# [WHAT IS BEING ASKED]
From the listing below, extract each entry exactly as written, minus the images.

begin RAW RECORDS

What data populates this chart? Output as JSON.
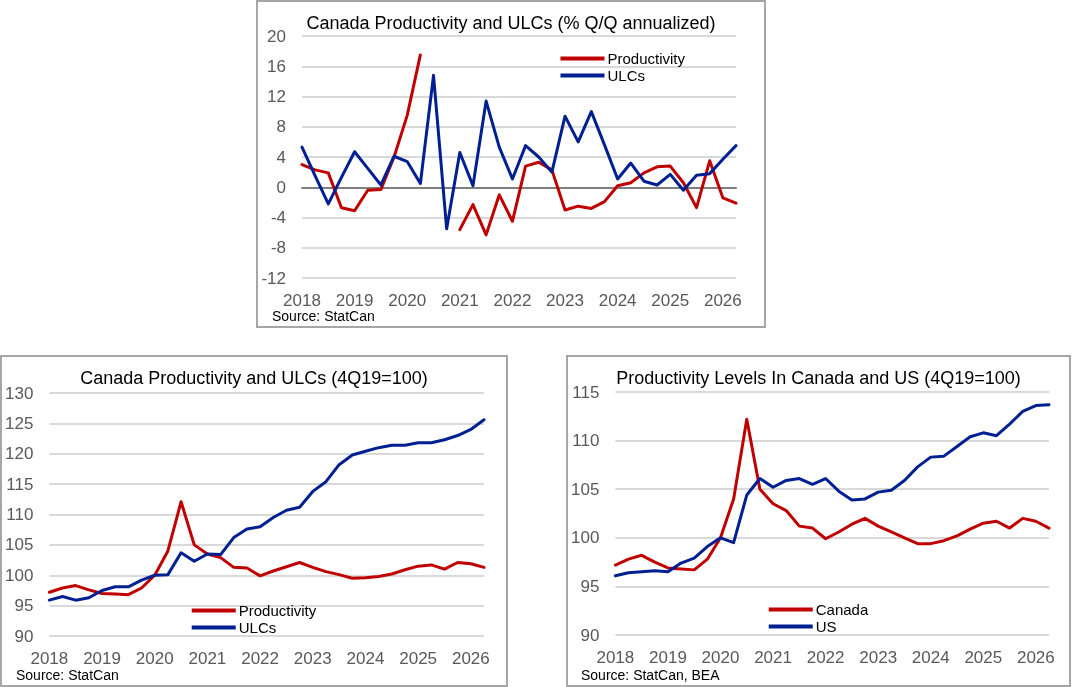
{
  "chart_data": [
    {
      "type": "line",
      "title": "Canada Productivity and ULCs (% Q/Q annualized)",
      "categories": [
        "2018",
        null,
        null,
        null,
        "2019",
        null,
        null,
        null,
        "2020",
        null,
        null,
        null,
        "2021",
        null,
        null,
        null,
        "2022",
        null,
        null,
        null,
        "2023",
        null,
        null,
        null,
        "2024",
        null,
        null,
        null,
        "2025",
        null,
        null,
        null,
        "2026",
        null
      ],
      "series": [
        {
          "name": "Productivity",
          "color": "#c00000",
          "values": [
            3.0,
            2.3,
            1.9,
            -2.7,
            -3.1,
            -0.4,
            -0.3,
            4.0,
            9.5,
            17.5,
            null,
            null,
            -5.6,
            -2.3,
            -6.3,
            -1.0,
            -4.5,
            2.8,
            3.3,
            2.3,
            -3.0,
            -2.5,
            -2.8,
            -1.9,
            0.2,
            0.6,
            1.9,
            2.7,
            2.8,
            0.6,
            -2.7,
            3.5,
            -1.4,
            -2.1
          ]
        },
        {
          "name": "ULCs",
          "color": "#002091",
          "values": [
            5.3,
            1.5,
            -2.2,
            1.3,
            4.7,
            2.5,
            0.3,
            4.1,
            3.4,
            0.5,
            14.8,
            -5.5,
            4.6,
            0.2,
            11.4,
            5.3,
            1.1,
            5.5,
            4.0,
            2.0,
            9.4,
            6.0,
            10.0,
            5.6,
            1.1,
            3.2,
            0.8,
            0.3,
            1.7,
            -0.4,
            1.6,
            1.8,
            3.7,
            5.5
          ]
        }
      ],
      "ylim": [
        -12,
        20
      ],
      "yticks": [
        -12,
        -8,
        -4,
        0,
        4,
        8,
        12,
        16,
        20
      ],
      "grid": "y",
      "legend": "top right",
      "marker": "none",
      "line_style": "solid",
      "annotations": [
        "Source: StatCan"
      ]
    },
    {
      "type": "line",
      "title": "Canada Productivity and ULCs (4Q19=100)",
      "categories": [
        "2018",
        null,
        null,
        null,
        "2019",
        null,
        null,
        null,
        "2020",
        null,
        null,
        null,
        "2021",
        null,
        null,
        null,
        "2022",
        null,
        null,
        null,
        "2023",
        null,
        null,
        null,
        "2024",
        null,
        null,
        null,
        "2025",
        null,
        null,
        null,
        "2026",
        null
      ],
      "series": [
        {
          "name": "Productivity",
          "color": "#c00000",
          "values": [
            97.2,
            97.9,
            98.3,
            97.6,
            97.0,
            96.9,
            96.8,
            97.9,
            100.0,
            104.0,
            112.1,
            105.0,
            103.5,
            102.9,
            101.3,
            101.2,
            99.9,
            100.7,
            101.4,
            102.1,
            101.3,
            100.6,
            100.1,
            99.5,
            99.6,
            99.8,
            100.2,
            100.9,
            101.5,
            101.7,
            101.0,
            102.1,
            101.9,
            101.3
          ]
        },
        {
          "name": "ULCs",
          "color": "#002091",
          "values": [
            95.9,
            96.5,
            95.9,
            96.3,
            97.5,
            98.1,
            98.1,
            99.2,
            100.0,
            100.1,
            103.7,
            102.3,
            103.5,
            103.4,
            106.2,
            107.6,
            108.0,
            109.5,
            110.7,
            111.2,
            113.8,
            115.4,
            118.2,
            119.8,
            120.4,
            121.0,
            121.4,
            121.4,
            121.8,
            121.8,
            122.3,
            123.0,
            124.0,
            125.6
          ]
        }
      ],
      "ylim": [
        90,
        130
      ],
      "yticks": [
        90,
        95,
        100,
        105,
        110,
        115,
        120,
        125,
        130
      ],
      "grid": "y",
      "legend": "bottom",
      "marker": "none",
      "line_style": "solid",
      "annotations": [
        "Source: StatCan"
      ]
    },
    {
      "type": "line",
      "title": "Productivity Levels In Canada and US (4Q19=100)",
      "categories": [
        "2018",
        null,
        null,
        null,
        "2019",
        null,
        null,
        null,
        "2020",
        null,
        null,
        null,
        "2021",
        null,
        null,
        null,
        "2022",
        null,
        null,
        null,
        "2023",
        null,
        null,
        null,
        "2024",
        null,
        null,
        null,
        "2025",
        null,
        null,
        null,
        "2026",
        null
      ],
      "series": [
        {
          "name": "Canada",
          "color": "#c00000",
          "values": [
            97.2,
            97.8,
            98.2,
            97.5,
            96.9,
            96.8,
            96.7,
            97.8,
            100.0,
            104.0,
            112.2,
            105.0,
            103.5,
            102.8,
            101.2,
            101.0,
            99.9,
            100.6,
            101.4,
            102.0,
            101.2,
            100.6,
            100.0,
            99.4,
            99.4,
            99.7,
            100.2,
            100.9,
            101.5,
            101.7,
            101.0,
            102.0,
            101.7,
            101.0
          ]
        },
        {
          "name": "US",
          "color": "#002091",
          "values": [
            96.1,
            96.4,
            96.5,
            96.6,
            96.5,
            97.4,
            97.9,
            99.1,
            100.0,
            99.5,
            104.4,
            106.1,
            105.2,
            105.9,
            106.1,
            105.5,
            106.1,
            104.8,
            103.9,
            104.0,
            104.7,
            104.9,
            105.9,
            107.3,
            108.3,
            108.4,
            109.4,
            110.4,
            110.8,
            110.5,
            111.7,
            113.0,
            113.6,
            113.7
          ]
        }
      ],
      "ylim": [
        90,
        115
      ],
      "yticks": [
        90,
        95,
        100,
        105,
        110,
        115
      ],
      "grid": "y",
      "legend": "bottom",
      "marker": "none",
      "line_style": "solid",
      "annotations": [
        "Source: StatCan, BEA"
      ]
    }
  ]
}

end RAW RECORDS

# [RESPONSE]
What data populates this chart? Output as JSON.
{
  "chart_data": [
    {
      "type": "line",
      "title": "Canada Productivity and ULCs (% Q/Q annualized)",
      "categories": [
        "2018",
        null,
        null,
        null,
        "2019",
        null,
        null,
        null,
        "2020",
        null,
        null,
        null,
        "2021",
        null,
        null,
        null,
        "2022",
        null,
        null,
        null,
        "2023",
        null,
        null,
        null,
        "2024",
        null,
        null,
        null,
        "2025",
        null,
        null,
        null,
        "2026",
        null
      ],
      "series": [
        {
          "name": "Productivity",
          "color": "#c00000",
          "values": [
            3.0,
            2.3,
            1.9,
            -2.7,
            -3.1,
            -0.4,
            -0.3,
            4.0,
            9.5,
            17.5,
            null,
            null,
            -5.6,
            -2.3,
            -6.3,
            -1.0,
            -4.5,
            2.8,
            3.3,
            2.3,
            -3.0,
            -2.5,
            -2.8,
            -1.9,
            0.2,
            0.6,
            1.9,
            2.7,
            2.8,
            0.6,
            -2.7,
            3.5,
            -1.4,
            -2.1
          ]
        },
        {
          "name": "ULCs",
          "color": "#002091",
          "values": [
            5.3,
            1.5,
            -2.2,
            1.3,
            4.7,
            2.5,
            0.3,
            4.1,
            3.4,
            0.5,
            14.8,
            -5.5,
            4.6,
            0.2,
            11.4,
            5.3,
            1.1,
            5.5,
            4.0,
            2.0,
            9.4,
            6.0,
            10.0,
            5.6,
            1.1,
            3.2,
            0.8,
            0.3,
            1.7,
            -0.4,
            1.6,
            1.8,
            3.7,
            5.5
          ]
        }
      ],
      "ylim": [
        -12,
        20
      ],
      "yticks": [
        -12,
        -8,
        -4,
        0,
        4,
        8,
        12,
        16,
        20
      ],
      "grid": "y",
      "legend": "top right",
      "marker": "none",
      "line_style": "solid",
      "annotations": [
        "Source: StatCan"
      ]
    },
    {
      "type": "line",
      "title": "Canada Productivity and ULCs (4Q19=100)",
      "categories": [
        "2018",
        null,
        null,
        null,
        "2019",
        null,
        null,
        null,
        "2020",
        null,
        null,
        null,
        "2021",
        null,
        null,
        null,
        "2022",
        null,
        null,
        null,
        "2023",
        null,
        null,
        null,
        "2024",
        null,
        null,
        null,
        "2025",
        null,
        null,
        null,
        "2026",
        null
      ],
      "series": [
        {
          "name": "Productivity",
          "color": "#c00000",
          "values": [
            97.2,
            97.9,
            98.3,
            97.6,
            97.0,
            96.9,
            96.8,
            97.9,
            100.0,
            104.0,
            112.1,
            105.0,
            103.5,
            102.9,
            101.3,
            101.2,
            99.9,
            100.7,
            101.4,
            102.1,
            101.3,
            100.6,
            100.1,
            99.5,
            99.6,
            99.8,
            100.2,
            100.9,
            101.5,
            101.7,
            101.0,
            102.1,
            101.9,
            101.3
          ]
        },
        {
          "name": "ULCs",
          "color": "#002091",
          "values": [
            95.9,
            96.5,
            95.9,
            96.3,
            97.5,
            98.1,
            98.1,
            99.2,
            100.0,
            100.1,
            103.7,
            102.3,
            103.5,
            103.4,
            106.2,
            107.6,
            108.0,
            109.5,
            110.7,
            111.2,
            113.8,
            115.4,
            118.2,
            119.8,
            120.4,
            121.0,
            121.4,
            121.4,
            121.8,
            121.8,
            122.3,
            123.0,
            124.0,
            125.6
          ]
        }
      ],
      "ylim": [
        90,
        130
      ],
      "yticks": [
        90,
        95,
        100,
        105,
        110,
        115,
        120,
        125,
        130
      ],
      "grid": "y",
      "legend": "bottom",
      "marker": "none",
      "line_style": "solid",
      "annotations": [
        "Source: StatCan"
      ]
    },
    {
      "type": "line",
      "title": "Productivity Levels In Canada and US (4Q19=100)",
      "categories": [
        "2018",
        null,
        null,
        null,
        "2019",
        null,
        null,
        null,
        "2020",
        null,
        null,
        null,
        "2021",
        null,
        null,
        null,
        "2022",
        null,
        null,
        null,
        "2023",
        null,
        null,
        null,
        "2024",
        null,
        null,
        null,
        "2025",
        null,
        null,
        null,
        "2026",
        null
      ],
      "series": [
        {
          "name": "Canada",
          "color": "#c00000",
          "values": [
            97.2,
            97.8,
            98.2,
            97.5,
            96.9,
            96.8,
            96.7,
            97.8,
            100.0,
            104.0,
            112.2,
            105.0,
            103.5,
            102.8,
            101.2,
            101.0,
            99.9,
            100.6,
            101.4,
            102.0,
            101.2,
            100.6,
            100.0,
            99.4,
            99.4,
            99.7,
            100.2,
            100.9,
            101.5,
            101.7,
            101.0,
            102.0,
            101.7,
            101.0
          ]
        },
        {
          "name": "US",
          "color": "#002091",
          "values": [
            96.1,
            96.4,
            96.5,
            96.6,
            96.5,
            97.4,
            97.9,
            99.1,
            100.0,
            99.5,
            104.4,
            106.1,
            105.2,
            105.9,
            106.1,
            105.5,
            106.1,
            104.8,
            103.9,
            104.0,
            104.7,
            104.9,
            105.9,
            107.3,
            108.3,
            108.4,
            109.4,
            110.4,
            110.8,
            110.5,
            111.7,
            113.0,
            113.6,
            113.7
          ]
        }
      ],
      "ylim": [
        90,
        115
      ],
      "yticks": [
        90,
        95,
        100,
        105,
        110,
        115
      ],
      "grid": "y",
      "legend": "bottom",
      "marker": "none",
      "line_style": "solid",
      "annotations": [
        "Source: StatCan, BEA"
      ]
    }
  ]
}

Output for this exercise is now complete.